● **GIVEN TEXT**
In the prior art electrostatic recording heads, the material for the screen electrode is usually nickel, stainless steels and the like (Japanese Laid-open Patent Application Nos. 54-78134, 63-53056 and 2-4541).

In this type of recording head, however, the electrodes are most likely to suffer corrosion by means of various active species generated during the course of the discharge. Especially, with the screen electrode, the considerable corrosion takes place at the side faces, which establish part of the ion generating space regions 06 and are thus invariably exposed to the active species, corrosion also takes place at the inner sides of the openings 08. In the worst case, the openings 08 may be clogged, resulting in a substantial lowering of ion output. These previously employed electrode materials are not satisfactory with respect to corrosion resistance.

SUMMARY OF THE INVENTION

It is accordingly an object of the invention to provide an electrostatic recording head that overcomes the drawbacks of the prior art.

It is another object of the invention to provide an electrostatic recording head having a screen electrode with improved corrosion resistance. Thus, the head is unlikely to undergo a change of output in relation to time.

The above objects can be achieved, according to one embodiment of the invention, by an electrostatic recording head including an insulating substrate having a builtup or multilayered structure thereon, the builtup or multilayered structure including, in the following order, a plurality of dielectric electrode strips having portions that are arranged in parallel to and separated from one another, a first insulating layer, a plurality of discharge electrode strips each extending to intersect with the respective portions of the dielectric electrode strips, a second insulating layer having a plurality of openings to form part of an ion generating space region at individual intersected portions of the discharge electrode strips and the dielectric electrode strips, and a screen electrode which is provided to complete each ion generating space region in association with the second insulating layer and has a plurality of openings, through which ions are passed, corresponding to the respective ion generating space regions. The head is characterized in that the screen electrode is made of a member selected from metals, noble metals and alloys mainly composed of these metals and having a melting point not lower than 1500 C.

● **DATA LINES**
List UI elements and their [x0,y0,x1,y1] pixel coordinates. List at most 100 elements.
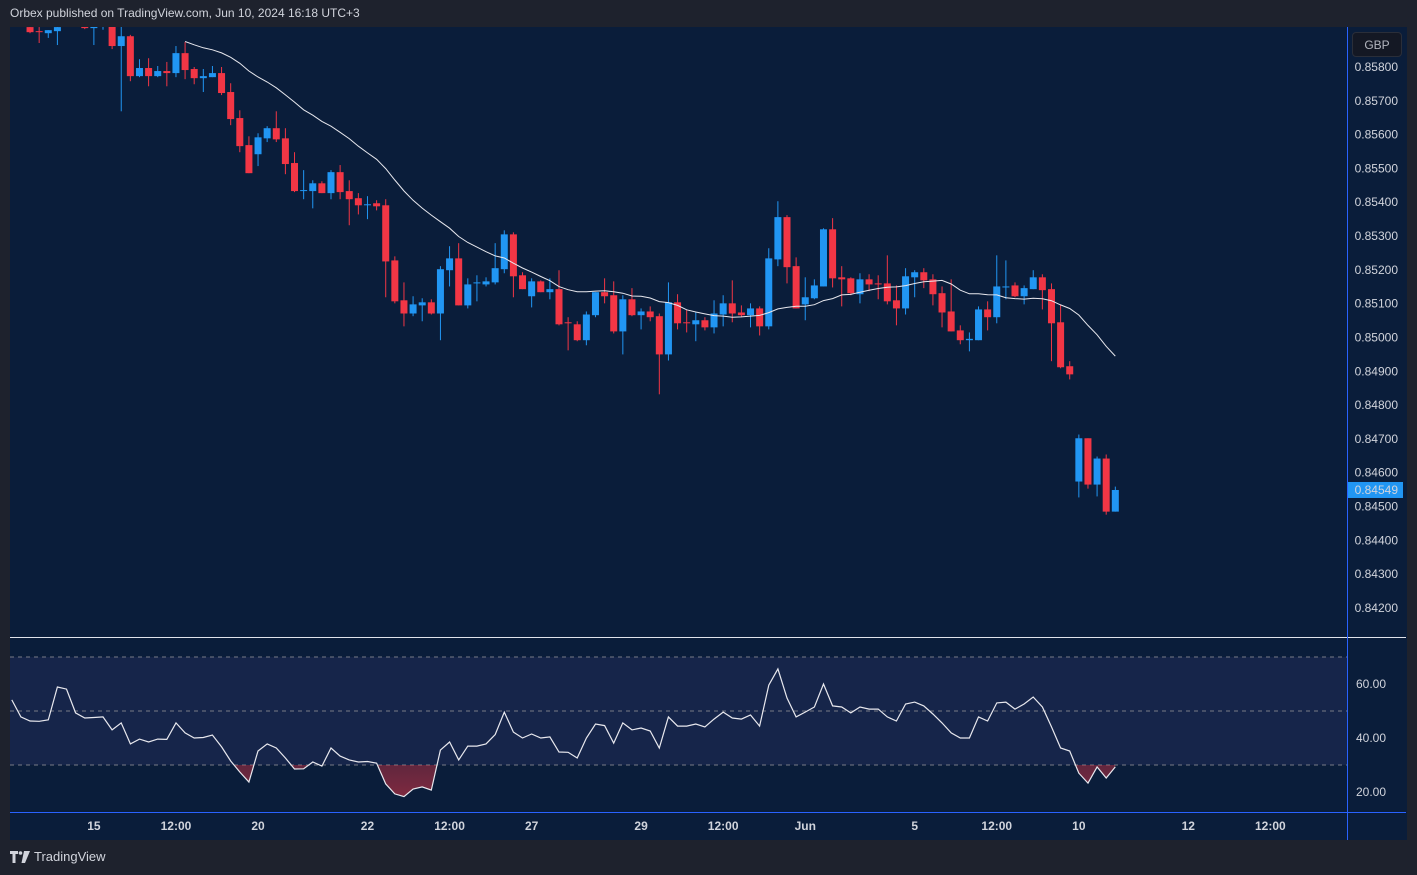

● **WHAT TO PRODUCE**
Using the patent excerpt, list in their stated order the components that make up the builtup or multilayered structure on the insulating substrate. Rely only on the patent excerpt, not on the data.

● **EXERCISE RESPONSE**
1. A plurality of dielectric electrode strips
2. A first insulating layer
3. A plurality of discharge electrode strips
4. A second insulating layer
5. A screen electrode